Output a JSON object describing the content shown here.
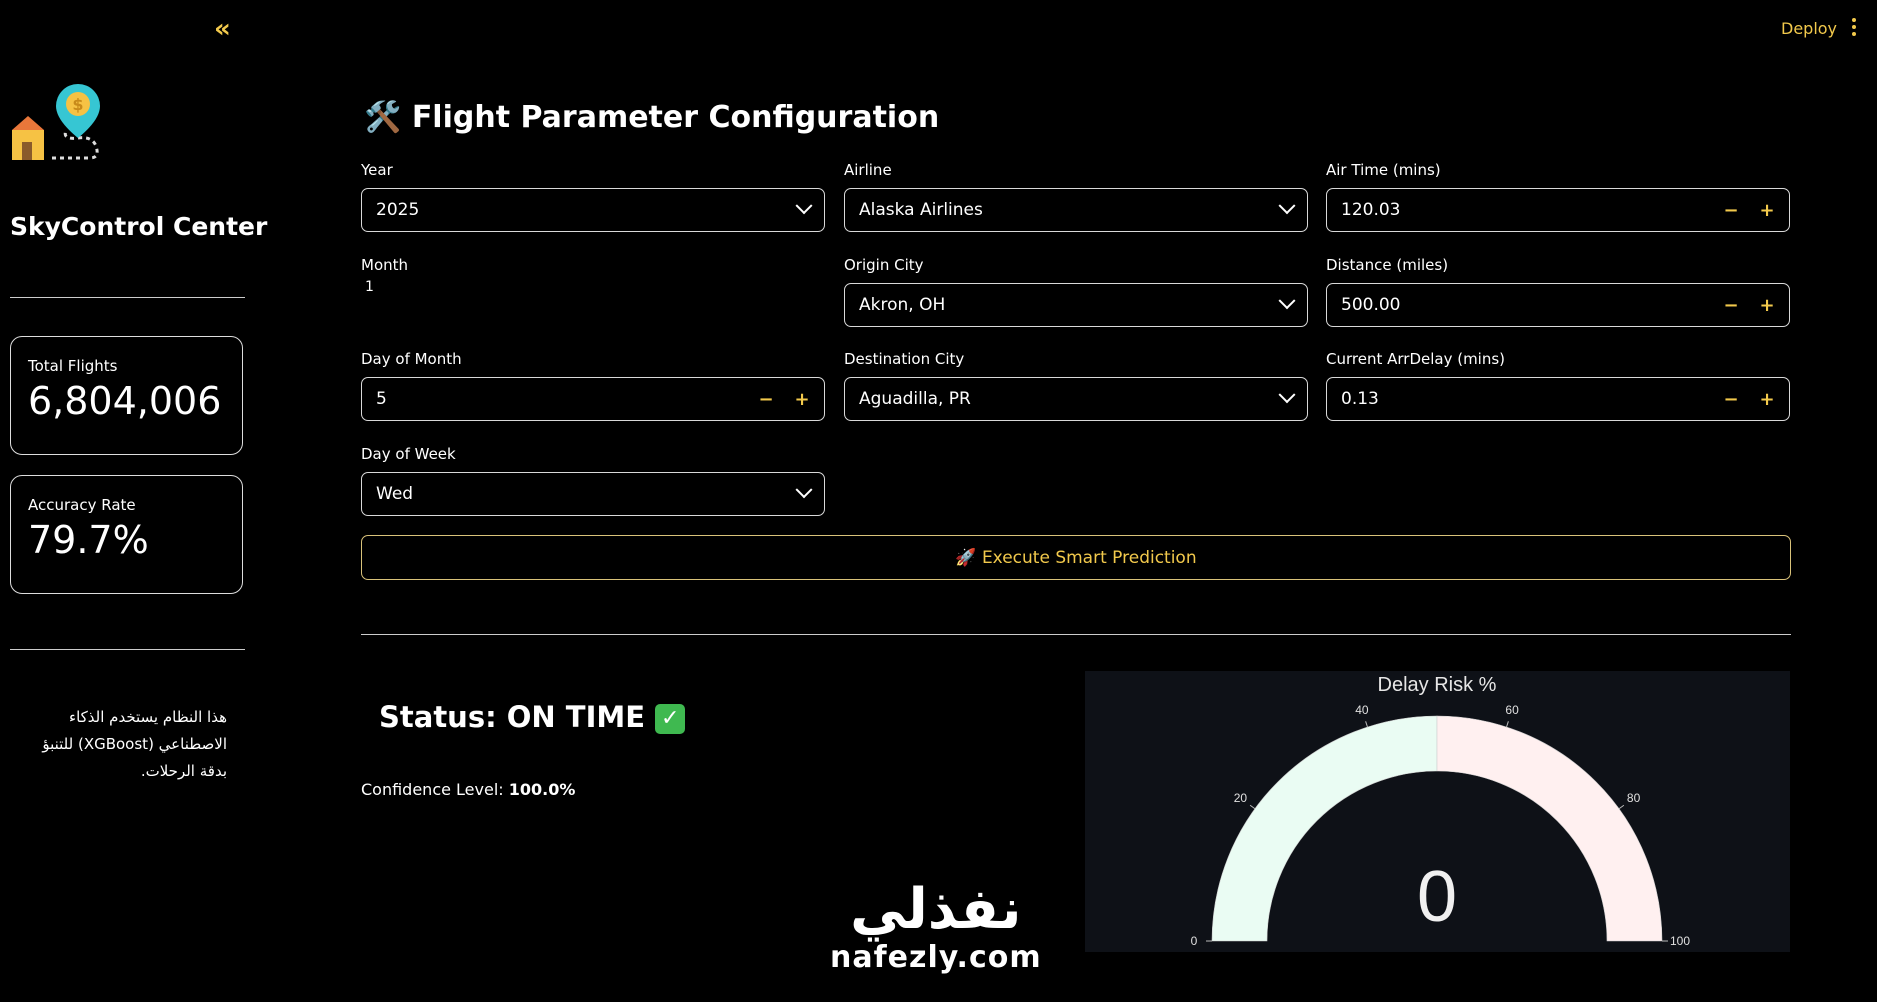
{
  "topbar": {
    "collapse_icon": "double-chevron-left-icon",
    "deploy_label": "Deploy",
    "menu_icon": "kebab-icon"
  },
  "sidebar": {
    "app_name": "SkyControl Center",
    "metrics": [
      {
        "label": "Total Flights",
        "value": "6,804,006"
      },
      {
        "label": "Accuracy Rate",
        "value": "79.7%"
      }
    ],
    "note": "هذا النظام يستخدم الذكاء الاصطناعي (XGBoost) للتنبؤ بدقة الرحلات."
  },
  "main": {
    "title_icon": "🛠️",
    "title": "Flight Parameter Configuration",
    "fields": {
      "year": {
        "label": "Year",
        "value": "2025"
      },
      "month": {
        "label": "Month",
        "value": "1"
      },
      "day_of_month": {
        "label": "Day of Month",
        "value": "5"
      },
      "day_of_week": {
        "label": "Day of Week",
        "value": "Wed"
      },
      "airline": {
        "label": "Airline",
        "value": "Alaska Airlines"
      },
      "origin": {
        "label": "Origin City",
        "value": "Akron, OH"
      },
      "destination": {
        "label": "Destination City",
        "value": "Aguadilla, PR"
      },
      "air_time": {
        "label": "Air Time (mins)",
        "value": "120.03"
      },
      "distance": {
        "label": "Distance (miles)",
        "value": "500.00"
      },
      "arr_delay": {
        "label": "Current ArrDelay (mins)",
        "value": "0.13"
      }
    },
    "stepper": {
      "minus": "−",
      "plus": "+"
    },
    "execute_label": "🚀 Execute Smart Prediction",
    "status_label": "Status: ON TIME",
    "status_icon": "✓",
    "confidence_label": "Confidence Level: ",
    "confidence_value": "100.0%"
  },
  "chart_data": {
    "type": "gauge",
    "title": "Delay Risk %",
    "value": 0,
    "range": [
      0,
      100
    ],
    "ticks": [
      "0",
      "20",
      "40",
      "60",
      "80",
      "100"
    ],
    "bands": [
      {
        "range": [
          0,
          50
        ],
        "color": "#eafcf3"
      },
      {
        "range": [
          50,
          100
        ],
        "color": "#fff0f0"
      }
    ]
  },
  "watermark": {
    "arabic": "نفذلي",
    "latin": "nafezly.com"
  }
}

- **GOAL**
Pick out the lines containing the string "City".

- **OUTPUT**
        "label": "Origin City",
        "label": "Destination City",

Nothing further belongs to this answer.